Geometry

Geometry

GEOMETRY is a Science by which we search out and come to know either the whole Magnitude, or some part of any proposed Quantity; and it is to be obtained by comparing it with another known Quantity of the same kind, which will always be one of these, viz. A LINE (or Length only) A SURFACE (that is Length and Breadth) or A SOLID (which hath Length, Breadth and Depth, or Thickness) Nature admitting of no other Dimensions but these three.’

John Ward, The Young Mathematician’s Guide, p. 2.

Euclid-1620-p.1
Euclid, Elementorum Euclidis libri tredecim. Secundum vetera exemplaria restituti. Ex versione Latina Federici Commandini aliquam multis in locis castigate (London, 1620), p. 1.

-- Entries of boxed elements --
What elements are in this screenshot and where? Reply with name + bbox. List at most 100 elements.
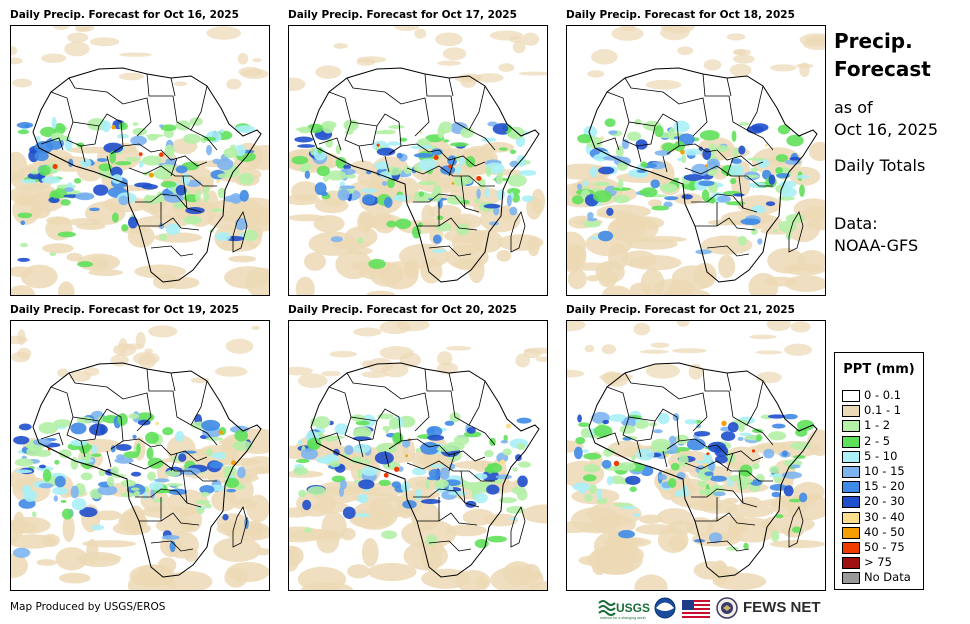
- rainfall-area-light: [29, 203, 51, 219]
- rainfall-area: [608, 130, 618, 135]
- precip-map-canvas: [11, 325, 269, 590]
- rainfall-area-light: [64, 41, 90, 57]
- rainfall-area: [672, 413, 680, 422]
- rainfall-area-light: [515, 353, 530, 368]
- legend-label: 0 - 0.1: [864, 388, 902, 402]
- rainfall-area: [796, 174, 810, 179]
- rainfall-area-heavy: [376, 143, 380, 147]
- rainfall-area-light: [295, 276, 315, 295]
- rainfall-area: [306, 437, 322, 450]
- rainfall-area: [456, 223, 470, 236]
- country-border: [400, 143, 486, 167]
- rainfall-area: [297, 144, 316, 148]
- country-border: [135, 193, 202, 213]
- rainfall-area-light: [41, 53, 67, 63]
- legend-swatch: [842, 420, 860, 433]
- rainfall-area: [717, 195, 731, 203]
- rainfall-area-light: [396, 321, 430, 332]
- rainfall-area: [234, 429, 249, 442]
- forecast-panel: Daily Precip. Forecast for Oct 16, 2025: [10, 9, 270, 297]
- rainfall-area-light: [769, 539, 825, 549]
- rainfall-area: [697, 480, 707, 488]
- rainfall-area-light: [252, 57, 262, 63]
- rainfall-area: [149, 481, 164, 491]
- rainfall-area: [691, 163, 709, 177]
- country-border: [606, 386, 680, 450]
- rainfall-area: [91, 453, 102, 458]
- rainfall-area-light: [414, 28, 427, 39]
- rainfall-area: [418, 158, 437, 172]
- country-border: [346, 77, 430, 137]
- forecast-panel: Daily Precip. Forecast for Oct 17, 2025: [288, 9, 548, 297]
- rainfall-area: [460, 127, 475, 138]
- rainfall-area: [503, 434, 508, 442]
- country-border: [624, 372, 708, 432]
- rainfall-area: [222, 513, 229, 521]
- rainfall-area-light: [671, 265, 714, 291]
- data-source: NOAA-GFS: [834, 236, 919, 255]
- rainfall-area-light: [611, 26, 644, 41]
- rainfall-area: [681, 194, 693, 200]
- rainfall-area: [571, 195, 584, 205]
- rainfall-area-light: [640, 268, 665, 295]
- rainfall-area: [42, 469, 52, 482]
- rainfall-area: [357, 469, 362, 479]
- country-border: [695, 217, 756, 231]
- legend-label: 1 - 2: [864, 418, 891, 433]
- rainfall-area-heavy: [505, 423, 512, 429]
- rainfall-area: [357, 493, 369, 504]
- rainfall-area: [617, 178, 624, 190]
- rainfall-area: [358, 479, 375, 490]
- rainfall-area-light: [799, 33, 825, 47]
- rainfall-area: [427, 434, 445, 441]
- rainfall-area: [339, 486, 345, 498]
- usgs-tagline: science for a changing world: [600, 616, 646, 620]
- rainfall-area: [516, 443, 526, 451]
- rainfall-area-light: [11, 183, 60, 207]
- rainfall-area: [704, 471, 714, 476]
- country-border: [624, 77, 708, 137]
- rainfall-area: [640, 161, 648, 168]
- rainfall-area: [584, 494, 593, 502]
- rainfall-area: [302, 499, 312, 511]
- rainfall-area: [651, 205, 670, 211]
- country-border: [702, 368, 748, 426]
- rainfall-area: [344, 119, 358, 130]
- rainfall-area-light: [703, 59, 722, 71]
- rainfall-area: [301, 163, 312, 171]
- legend-title: PPT (mm): [843, 362, 915, 377]
- legend-label: 10 - 15: [864, 464, 905, 478]
- madagascar-outline: [232, 506, 248, 548]
- rainfall-area: [583, 452, 602, 460]
- usgs-logo: USGS science for a changing world: [598, 600, 650, 620]
- panel-title: Daily Precip. Forecast for Oct 21, 2025: [566, 304, 795, 316]
- rainfall-area: [729, 178, 737, 185]
- rainfall-area: [577, 134, 592, 144]
- rainfall-area: [204, 503, 212, 509]
- rainfall-area-light: [522, 563, 541, 583]
- rainfall-area: [115, 444, 132, 451]
- rainfall-area-light: [629, 255, 682, 271]
- rainfall-area: [165, 223, 181, 236]
- rainfall-area: [446, 195, 464, 205]
- rainfall-area-light: [379, 346, 414, 360]
- rainfall-area: [689, 182, 696, 192]
- rainfall-area: [17, 212, 33, 219]
- rainfall-area-light: [347, 564, 370, 579]
- rainfall-area-heavy: [405, 454, 409, 458]
- rainfall-area: [771, 491, 781, 498]
- rainfall-area: [578, 422, 590, 428]
- rainfall-area: [710, 475, 727, 482]
- rainfall-area: [50, 132, 65, 141]
- rainfall-area: [601, 459, 612, 469]
- rainfall-area: [125, 156, 140, 162]
- rainfall-area: [699, 130, 720, 141]
- rainfall-area: [165, 483, 184, 487]
- rainfall-area: [476, 188, 481, 199]
- precip-map-canvas: [11, 26, 269, 295]
- rainfall-area: [519, 169, 537, 176]
- rainfall-area: [374, 451, 394, 465]
- rainfall-area-light: [256, 547, 269, 556]
- rainfall-area-light: [207, 210, 261, 231]
- country-border: [695, 512, 756, 526]
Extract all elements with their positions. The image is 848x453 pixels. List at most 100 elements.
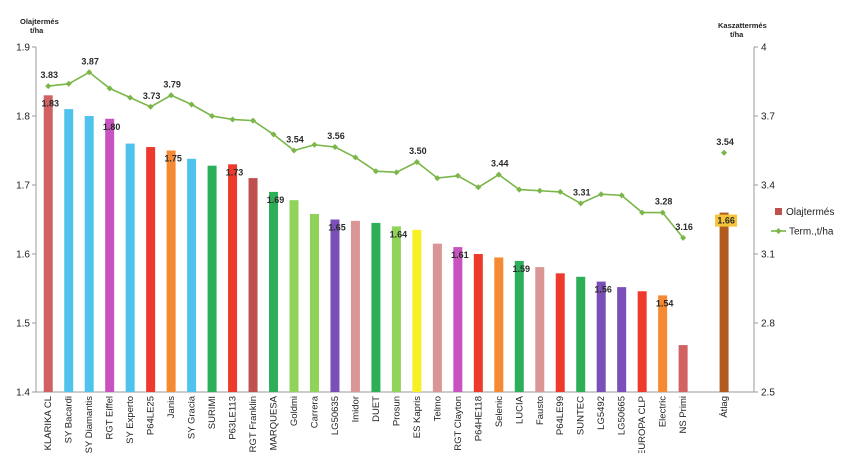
x-tick-label: Carrera xyxy=(309,395,320,428)
x-tick-label: Fausto xyxy=(535,396,546,425)
x-tick-label: EUROPA CLP xyxy=(637,396,648,453)
y-left-tick-label: 1.5 xyxy=(16,319,30,330)
data-label: 1.80 xyxy=(103,122,121,132)
data-label: 3.79 xyxy=(163,79,181,89)
chart-axes: 1.4 1.5 1.6 1.7 1.8 1.9 2.5 2.8 3.1 3.4 3.7 4 KLARIK… xyxy=(16,43,775,453)
x-tick-label: P64LE99 xyxy=(555,396,566,435)
bar xyxy=(207,165,217,392)
legend-label-olajtermes: Olajtermés xyxy=(786,207,834,218)
bar xyxy=(678,345,688,392)
x-tick-label: Selenic xyxy=(494,396,505,427)
line-marker xyxy=(45,83,52,90)
line-marker xyxy=(434,175,441,182)
y-right-tick-label: 2.5 xyxy=(761,388,775,399)
data-label: 1.56 xyxy=(594,285,612,295)
y-right-tick-label: 3.4 xyxy=(761,181,775,192)
x-tick-label: Janis xyxy=(166,396,177,418)
x-tick-label: Imidor xyxy=(350,396,361,422)
x-tick-label: Átlag xyxy=(719,396,730,418)
y-left-tick-label: 1.9 xyxy=(16,43,30,54)
data-label: 1.83 xyxy=(41,98,59,108)
y-left-title-line2: t/ha xyxy=(30,26,44,35)
y-left-title-line1: Olajtermés xyxy=(20,17,59,26)
y-right-tick-label: 2.8 xyxy=(761,319,775,330)
x-tick-label: RGT Eiffel xyxy=(105,396,116,439)
x-tick-label: SY Experto xyxy=(125,396,136,444)
line-marker xyxy=(127,94,134,101)
x-tick-label: Telmo xyxy=(432,396,443,421)
x-tick-label: SY Gracia xyxy=(187,395,198,439)
bar xyxy=(228,164,238,392)
bar xyxy=(269,191,279,392)
line-marker xyxy=(557,188,564,195)
line-marker xyxy=(413,159,420,165)
legend: Olajtermés Term.,t/ha xyxy=(771,207,834,238)
line-marker xyxy=(250,117,257,124)
y-right-tick-label: 3.1 xyxy=(761,250,775,261)
x-tick-label: P64LE25 xyxy=(146,396,157,435)
line-series-termes xyxy=(45,69,728,241)
bar xyxy=(105,118,115,392)
line-marker xyxy=(516,186,523,193)
data-label: 3.28 xyxy=(655,197,673,207)
bar xyxy=(64,109,74,392)
bar xyxy=(309,213,319,392)
data-label: 1.65 xyxy=(328,223,346,233)
bar xyxy=(187,158,197,392)
bar xyxy=(84,116,94,392)
data-label: 3.44 xyxy=(491,159,509,169)
bar xyxy=(166,150,176,392)
data-label: 1.59 xyxy=(513,264,531,274)
legend-label-termes: Term.,t/ha xyxy=(789,227,834,238)
data-label: 1.54 xyxy=(656,298,674,308)
bar xyxy=(289,200,299,392)
bar xyxy=(43,95,53,393)
data-label: 1.61 xyxy=(451,250,469,260)
bar xyxy=(576,276,586,392)
data-label-background xyxy=(715,214,738,227)
bar xyxy=(391,226,401,392)
line-marker xyxy=(106,85,113,92)
x-tick-label: SUNTEC xyxy=(576,396,587,435)
x-tick-label: Prosun xyxy=(391,396,402,426)
x-tick-label: Goldmi xyxy=(289,396,300,426)
bar xyxy=(658,295,668,392)
x-tick-label: SY Diamantis xyxy=(84,396,95,453)
x-tick-label: Electric xyxy=(658,396,669,427)
bar xyxy=(146,147,156,392)
x-tick-label: DUET xyxy=(371,396,382,422)
bar xyxy=(248,178,258,392)
y-right-tick-label: 4 xyxy=(761,43,767,54)
data-label: 1.73 xyxy=(226,167,244,177)
data-labels: 1.83 1.80 1.75 1.73 1.69 1.65 1.64 1.61 1.59 1.56… xyxy=(40,56,738,308)
y-right-tick-label: 3.7 xyxy=(761,112,775,123)
x-tick-label: SY Bacardi xyxy=(64,396,75,443)
bar xyxy=(453,247,463,392)
y-left-tick-label: 1.6 xyxy=(16,250,30,261)
x-tick-label: LG5492 xyxy=(596,396,607,430)
y-left-tick-label: 1.7 xyxy=(16,181,30,192)
bar xyxy=(596,281,606,392)
data-label: 1.66 xyxy=(717,216,735,226)
line-marker xyxy=(618,192,625,199)
data-label: 3.50 xyxy=(409,146,427,156)
bar xyxy=(330,219,340,392)
bar-series-olajtermes xyxy=(43,95,729,393)
data-label: 3.54 xyxy=(716,137,734,147)
data-label: 3.87 xyxy=(81,56,99,66)
line-marker xyxy=(475,184,482,191)
x-tick-label: ES Kapris xyxy=(412,396,423,438)
x-tick-label: P63LE113 xyxy=(228,396,239,440)
y-right-title-line2: t/ha xyxy=(730,30,744,39)
data-label: 3.56 xyxy=(327,131,345,141)
line-marker xyxy=(659,209,666,216)
bar xyxy=(514,260,524,392)
x-tick-label: KLARIKA CL xyxy=(43,396,54,450)
data-label: 1.75 xyxy=(164,154,182,164)
line-marker xyxy=(168,92,175,99)
line-marker xyxy=(209,113,216,119)
line-marker xyxy=(372,168,379,175)
x-tick-label: LG50635 xyxy=(330,396,341,435)
data-label: 3.73 xyxy=(143,91,161,101)
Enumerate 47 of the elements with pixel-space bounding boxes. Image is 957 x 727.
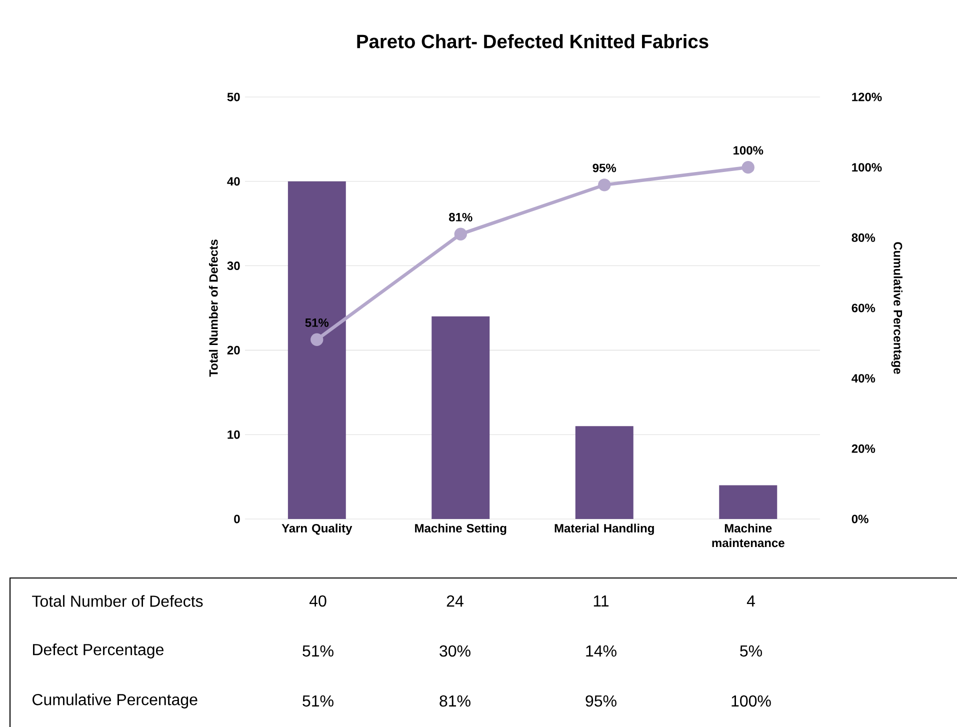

-- TASKS AND EXERCISES --
a. Do the following statements agree with the geometry text? For each, answer yes or no and quote the deciding words. (i) Geometry finds a quantity by comparing it with another known quantity of the same kind. (ii) Nature admits four dimensions. (iii) A surface has length, breadth and depth.
b. According to the geometry text, in what year was the cited London edition of Euclid published?
c. Rewrite the part of the geometry text that opens with the words "Euclid-1620-p.1" and closes with "1620), p. 1.", changing "London" to "Oxford".

-- PER-TASK OUTPUTS --
a.
(i) Yes: "it is to be obtained by comparing it with another known Quantity of the same kind"
(ii) No: "Nature admitting of no other Dimensions but these three"
(iii) No: "A SURFACE (that is Length and Breadth)"

b. 1620

c.
Euclid-1620-p.1
Euclid, Elementorum Euclidis libri tredecim. Secundum vetera exemplaria restituti. Ex versione Latina Federici Commandini aliquam multis in locis castigate (Oxford, 1620), p. 1.